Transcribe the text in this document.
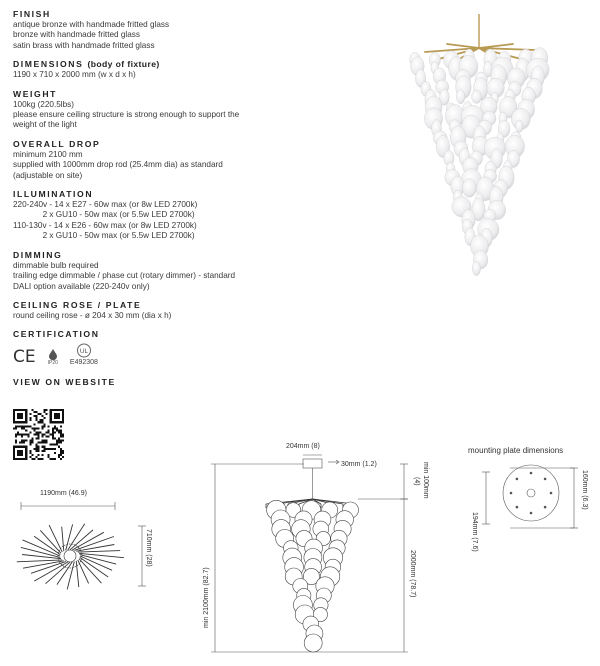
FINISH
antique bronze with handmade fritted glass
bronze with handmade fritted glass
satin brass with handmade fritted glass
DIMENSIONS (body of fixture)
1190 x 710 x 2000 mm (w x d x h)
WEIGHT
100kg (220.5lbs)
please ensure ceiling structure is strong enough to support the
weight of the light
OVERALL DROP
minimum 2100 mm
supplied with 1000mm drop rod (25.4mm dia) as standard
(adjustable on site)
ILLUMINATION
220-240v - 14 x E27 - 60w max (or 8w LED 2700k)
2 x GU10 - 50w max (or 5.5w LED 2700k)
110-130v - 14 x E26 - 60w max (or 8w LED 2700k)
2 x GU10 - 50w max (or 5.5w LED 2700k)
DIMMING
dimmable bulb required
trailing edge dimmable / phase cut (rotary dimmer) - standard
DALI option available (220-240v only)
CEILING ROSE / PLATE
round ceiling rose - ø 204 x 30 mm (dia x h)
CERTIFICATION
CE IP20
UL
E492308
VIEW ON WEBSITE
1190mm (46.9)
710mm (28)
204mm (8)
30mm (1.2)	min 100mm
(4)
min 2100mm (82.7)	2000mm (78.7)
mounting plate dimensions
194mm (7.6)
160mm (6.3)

---

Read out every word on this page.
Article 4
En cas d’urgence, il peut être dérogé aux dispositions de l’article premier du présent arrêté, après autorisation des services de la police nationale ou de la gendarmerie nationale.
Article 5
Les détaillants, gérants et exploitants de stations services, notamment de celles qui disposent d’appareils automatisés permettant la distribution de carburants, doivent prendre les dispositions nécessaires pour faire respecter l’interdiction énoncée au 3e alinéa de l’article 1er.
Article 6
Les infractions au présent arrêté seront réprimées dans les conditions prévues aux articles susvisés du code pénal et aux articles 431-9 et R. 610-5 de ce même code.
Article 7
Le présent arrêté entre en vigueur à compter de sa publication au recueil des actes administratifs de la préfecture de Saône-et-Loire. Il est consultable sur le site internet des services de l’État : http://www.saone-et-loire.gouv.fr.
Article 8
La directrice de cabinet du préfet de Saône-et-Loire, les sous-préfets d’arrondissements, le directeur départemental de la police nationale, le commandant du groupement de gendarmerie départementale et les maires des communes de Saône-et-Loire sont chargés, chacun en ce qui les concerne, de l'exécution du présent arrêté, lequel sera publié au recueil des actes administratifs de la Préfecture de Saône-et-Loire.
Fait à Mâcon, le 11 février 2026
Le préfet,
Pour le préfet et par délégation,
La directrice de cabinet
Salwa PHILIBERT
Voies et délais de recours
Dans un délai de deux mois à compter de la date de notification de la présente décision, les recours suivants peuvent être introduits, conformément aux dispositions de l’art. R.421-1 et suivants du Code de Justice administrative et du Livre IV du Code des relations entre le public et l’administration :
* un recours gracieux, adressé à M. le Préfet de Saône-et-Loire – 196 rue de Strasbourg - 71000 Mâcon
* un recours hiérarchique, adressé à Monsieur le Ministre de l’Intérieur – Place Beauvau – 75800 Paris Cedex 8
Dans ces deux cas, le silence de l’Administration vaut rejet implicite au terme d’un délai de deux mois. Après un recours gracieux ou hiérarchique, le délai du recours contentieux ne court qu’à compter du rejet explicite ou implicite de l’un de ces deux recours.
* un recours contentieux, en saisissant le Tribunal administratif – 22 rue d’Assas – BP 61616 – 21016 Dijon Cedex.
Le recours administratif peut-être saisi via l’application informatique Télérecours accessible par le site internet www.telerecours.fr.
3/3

(PROBLEM TO WORK ON): Within the material above, find the lines that contain the word "Loire"; copy them.

(TASK ANSWER):
Le présent arrêté entre en vigueur à compter de sa publication au recueil des actes administratifs de la préfecture de Saône-et-Loire. Il est consultable sur le site internet des services de l’État : http://www.saone-et-loire.gouv.fr.
La directrice de cabinet du préfet de Saône-et-Loire, les sous-préfets d’arrondissements, le directeur départemental de la police nationale, le commandant du groupement de gendarmerie départementale et les maires des communes de Saône-et-Loire sont chargés, chacun en ce qui les concerne, de l'exécution du présent arrêté, lequel sera publié au recueil des actes administratifs de la Préfecture de Saône-et-Loire.
* un recours gracieux, adressé à M. le Préfet de Saône-et-Loire – 196 rue de Strasbourg - 71000 Mâcon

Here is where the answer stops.